Copy out every record below, word for word.

§ Extracted material:
--- BEGIN ---

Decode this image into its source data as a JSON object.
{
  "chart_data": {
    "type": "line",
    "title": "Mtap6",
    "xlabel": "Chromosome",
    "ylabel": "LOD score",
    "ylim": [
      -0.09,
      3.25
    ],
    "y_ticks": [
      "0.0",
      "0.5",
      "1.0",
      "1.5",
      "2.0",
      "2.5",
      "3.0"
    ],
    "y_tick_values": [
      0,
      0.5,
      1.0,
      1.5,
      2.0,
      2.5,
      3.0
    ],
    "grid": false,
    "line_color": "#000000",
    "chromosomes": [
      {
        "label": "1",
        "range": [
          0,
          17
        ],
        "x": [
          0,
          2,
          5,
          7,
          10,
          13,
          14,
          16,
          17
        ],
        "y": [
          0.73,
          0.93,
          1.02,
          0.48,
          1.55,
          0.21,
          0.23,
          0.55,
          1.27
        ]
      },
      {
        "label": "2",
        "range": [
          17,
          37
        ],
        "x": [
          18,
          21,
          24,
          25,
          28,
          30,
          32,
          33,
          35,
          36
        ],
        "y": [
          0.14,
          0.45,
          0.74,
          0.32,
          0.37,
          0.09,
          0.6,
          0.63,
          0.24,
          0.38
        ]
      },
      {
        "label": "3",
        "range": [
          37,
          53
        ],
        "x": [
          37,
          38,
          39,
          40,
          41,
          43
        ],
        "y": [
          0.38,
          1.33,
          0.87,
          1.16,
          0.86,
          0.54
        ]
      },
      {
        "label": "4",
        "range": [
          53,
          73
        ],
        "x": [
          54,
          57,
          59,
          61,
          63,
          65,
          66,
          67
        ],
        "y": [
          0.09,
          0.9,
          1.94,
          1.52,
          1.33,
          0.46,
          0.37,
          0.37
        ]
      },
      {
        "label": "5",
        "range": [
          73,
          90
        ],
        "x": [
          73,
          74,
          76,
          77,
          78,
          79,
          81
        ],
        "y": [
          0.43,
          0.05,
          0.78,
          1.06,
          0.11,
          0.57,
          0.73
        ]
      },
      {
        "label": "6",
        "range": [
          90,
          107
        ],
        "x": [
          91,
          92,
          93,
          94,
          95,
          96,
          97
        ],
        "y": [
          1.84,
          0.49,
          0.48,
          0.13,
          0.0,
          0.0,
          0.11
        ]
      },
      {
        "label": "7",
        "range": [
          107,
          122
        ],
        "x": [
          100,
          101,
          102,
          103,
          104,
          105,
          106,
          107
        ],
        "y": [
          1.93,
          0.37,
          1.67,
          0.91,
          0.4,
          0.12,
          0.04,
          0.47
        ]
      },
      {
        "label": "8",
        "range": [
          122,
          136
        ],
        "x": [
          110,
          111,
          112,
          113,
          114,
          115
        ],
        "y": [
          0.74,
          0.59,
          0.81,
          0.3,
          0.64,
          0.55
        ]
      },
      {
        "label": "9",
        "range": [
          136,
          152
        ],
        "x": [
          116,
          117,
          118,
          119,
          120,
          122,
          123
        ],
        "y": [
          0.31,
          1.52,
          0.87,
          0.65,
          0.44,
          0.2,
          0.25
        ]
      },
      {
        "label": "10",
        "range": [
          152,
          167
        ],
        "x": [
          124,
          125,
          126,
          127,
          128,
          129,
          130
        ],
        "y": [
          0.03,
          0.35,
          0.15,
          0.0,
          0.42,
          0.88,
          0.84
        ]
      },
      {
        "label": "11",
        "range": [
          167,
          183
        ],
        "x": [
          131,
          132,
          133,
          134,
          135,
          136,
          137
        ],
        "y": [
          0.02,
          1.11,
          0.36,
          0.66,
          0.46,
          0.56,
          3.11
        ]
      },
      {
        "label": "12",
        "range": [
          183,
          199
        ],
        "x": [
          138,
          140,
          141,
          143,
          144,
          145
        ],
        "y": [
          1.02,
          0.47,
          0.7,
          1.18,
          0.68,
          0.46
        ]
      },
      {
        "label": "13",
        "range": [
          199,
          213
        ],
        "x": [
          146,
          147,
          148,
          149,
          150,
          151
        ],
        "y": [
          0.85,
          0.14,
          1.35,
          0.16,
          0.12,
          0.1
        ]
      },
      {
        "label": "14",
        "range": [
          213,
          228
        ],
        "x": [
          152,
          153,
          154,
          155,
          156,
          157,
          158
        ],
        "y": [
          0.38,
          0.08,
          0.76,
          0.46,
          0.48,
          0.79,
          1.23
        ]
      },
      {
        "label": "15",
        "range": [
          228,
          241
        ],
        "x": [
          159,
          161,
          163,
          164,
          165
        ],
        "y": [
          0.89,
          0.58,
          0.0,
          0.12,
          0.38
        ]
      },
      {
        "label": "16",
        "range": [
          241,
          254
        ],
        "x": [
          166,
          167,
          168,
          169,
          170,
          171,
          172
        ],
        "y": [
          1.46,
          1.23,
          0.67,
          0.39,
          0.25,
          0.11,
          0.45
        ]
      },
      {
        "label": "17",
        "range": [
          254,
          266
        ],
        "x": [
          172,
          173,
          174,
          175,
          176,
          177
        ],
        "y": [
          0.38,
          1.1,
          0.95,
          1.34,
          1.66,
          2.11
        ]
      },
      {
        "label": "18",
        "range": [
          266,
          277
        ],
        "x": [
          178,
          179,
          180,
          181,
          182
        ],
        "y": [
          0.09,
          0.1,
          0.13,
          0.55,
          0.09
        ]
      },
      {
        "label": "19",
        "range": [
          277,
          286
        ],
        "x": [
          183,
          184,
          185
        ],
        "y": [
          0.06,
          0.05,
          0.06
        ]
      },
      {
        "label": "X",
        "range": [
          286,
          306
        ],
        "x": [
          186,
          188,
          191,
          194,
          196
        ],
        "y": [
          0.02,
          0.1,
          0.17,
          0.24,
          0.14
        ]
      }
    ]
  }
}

--- END ---

§ Task output:
Decode this image into its source data as a JSON object.
{
  "chart_data": {
    "type": "line",
    "title": "Mtap6",
    "xlabel": "Chromosome",
    "ylabel": "LOD score",
    "ylim": [
      -0.09,
      3.25
    ],
    "y_ticks": [
      "0.0",
      "0.5",
      "1.0",
      "1.5",
      "2.0",
      "2.5",
      "3.0"
    ],
    "y_tick_values": [
      0,
      0.5,
      1.0,
      1.5,
      2.0,
      2.5,
      3.0
    ],
    "grid": false,
    "line_color": "#000000",
    "chromosomes": [
      {
        "label": "1",
        "range": [
          0,
          17
        ],
        "x": [
          0,
          2,
          5,
          7,
          10,
          13,
          14,
          16,
          17
        ],
        "y": [
          0.73,
          0.93,
          1.02,
          0.48,
          1.55,
          0.21,
          0.23,
          0.55,
          1.27
        ]
      },
      {
        "label": "2",
        "range": [
          17,
          37
        ],
        "x": [
          18,
          21,
          24,
          25,
          28,
          30,
          32,
          33,
          35,
          36
        ],
        "y": [
          0.14,
          0.45,
          0.74,
          0.32,
          0.37,
          0.09,
          0.6,
          0.63,
          0.24,
          0.38
        ]
      },
      {
        "label": "3",
        "range": [
          37,
          53
        ],
        "x": [
          37,
          38,
          39,
          40,
          41,
          43
        ],
        "y": [
          0.38,
          1.33,
          0.87,
          1.16,
          0.86,
          0.54
        ]
      },
      {
        "label": "4",
        "range": [
          53,
          73
        ],
        "x": [
          54,
          57,
          59,
          61,
          63,
          65,
          66,
          67
        ],
        "y": [
          0.09,
          0.9,
          1.94,
          1.52,
          1.33,
          0.46,
          0.37,
          0.37
        ]
      },
      {
        "label": "5",
        "range": [
          73,
          90
        ],
        "x": [
          73,
          74,
          76,
          77,
          78,
          79,
          81
        ],
        "y": [
          0.43,
          0.05,
          0.78,
          1.06,
          0.11,
          0.57,
          0.73
        ]
      },
      {
        "label": "6",
        "range": [
          90,
          107
        ],
        "x": [
          91,
          92,
          93,
          94,
          95,
          96,
          97
        ],
        "y": [
          1.84,
          0.49,
          0.48,
          0.13,
          0.0,
          0.0,
          0.11
        ]
      },
      {
        "label": "7",
        "range": [
          107,
          122
        ],
        "x": [
          100,
          101,
          102,
          103,
          104,
          105,
          106,
          107
        ],
        "y": [
          1.93,
          0.37,
          1.67,
          0.91,
          0.4,
          0.12,
          0.04,
          0.47
        ]
      },
      {
        "label": "8",
        "range": [
          122,
          136
        ],
        "x": [
          110,
          111,
          112,
          113,
          114,
          115
        ],
        "y": [
          0.74,
          0.59,
          0.81,
          0.3,
          0.64,
          0.55
        ]
      },
      {
        "label": "9",
        "range": [
          136,
          152
        ],
        "x": [
          116,
          117,
          118,
          119,
          120,
          122,
          123
        ],
        "y": [
          0.31,
          1.52,
          0.87,
          0.65,
          0.44,
          0.2,
          0.25
        ]
      },
      {
        "label": "10",
        "range": [
          152,
          167
        ],
        "x": [
          124,
          125,
          126,
          127,
          128,
          129,
          130
        ],
        "y": [
          0.03,
          0.35,
          0.15,
          0.0,
          0.42,
          0.88,
          0.84
        ]
      },
      {
        "label": "11",
        "range": [
          167,
          183
        ],
        "x": [
          131,
          132,
          133,
          134,
          135,
          136,
          137
        ],
        "y": [
          0.02,
          1.11,
          0.36,
          0.66,
          0.46,
          0.56,
          3.11
        ]
      },
      {
        "label": "12",
        "range": [
          183,
          199
        ],
        "x": [
          138,
          140,
          141,
          143,
          144,
          145
        ],
        "y": [
          1.02,
          0.47,
          0.7,
          1.18,
          0.68,
          0.46
        ]
      },
      {
        "label": "13",
        "range": [
          199,
          213
        ],
        "x": [
          146,
          147,
          148,
          149,
          150,
          151
        ],
        "y": [
          0.85,
          0.14,
          1.35,
          0.16,
          0.12,
          0.1
        ]
      },
      {
        "label": "14",
        "range": [
          213,
          228
        ],
        "x": [
          152,
          153,
          154,
          155,
          156,
          157,
          158
        ],
        "y": [
          0.38,
          0.08,
          0.76,
          0.46,
          0.48,
          0.79,
          1.23
        ]
      },
      {
        "label": "15",
        "range": [
          228,
          241
        ],
        "x": [
          159,
          161,
          163,
          164,
          165
        ],
        "y": [
          0.89,
          0.58,
          0.0,
          0.12,
          0.38
        ]
      },
      {
        "label": "16",
        "range": [
          241,
          254
        ],
        "x": [
          166,
          167,
          168,
          169,
          170,
          171,
          172
        ],
        "y": [
          1.46,
          1.23,
          0.67,
          0.39,
          0.25,
          0.11,
          0.45
        ]
      },
      {
        "label": "17",
        "range": [
          254,
          266
        ],
        "x": [
          172,
          173,
          174,
          175,
          176,
          177
        ],
        "y": [
          0.38,
          1.1,
          0.95,
          1.34,
          1.66,
          2.11
        ]
      },
      {
        "label": "18",
        "range": [
          266,
          277
        ],
        "x": [
          178,
          179,
          180,
          181,
          182
        ],
        "y": [
          0.09,
          0.1,
          0.13,
          0.55,
          0.09
        ]
      },
      {
        "label": "19",
        "range": [
          277,
          286
        ],
        "x": [
          183,
          184,
          185
        ],
        "y": [
          0.06,
          0.05,
          0.06
        ]
      },
      {
        "label": "X",
        "range": [
          286,
          306
        ],
        "x": [
          186,
          188,
          191,
          194,
          196
        ],
        "y": [
          0.02,
          0.1,
          0.17,
          0.24,
          0.14
        ]
      }
    ]
  }
}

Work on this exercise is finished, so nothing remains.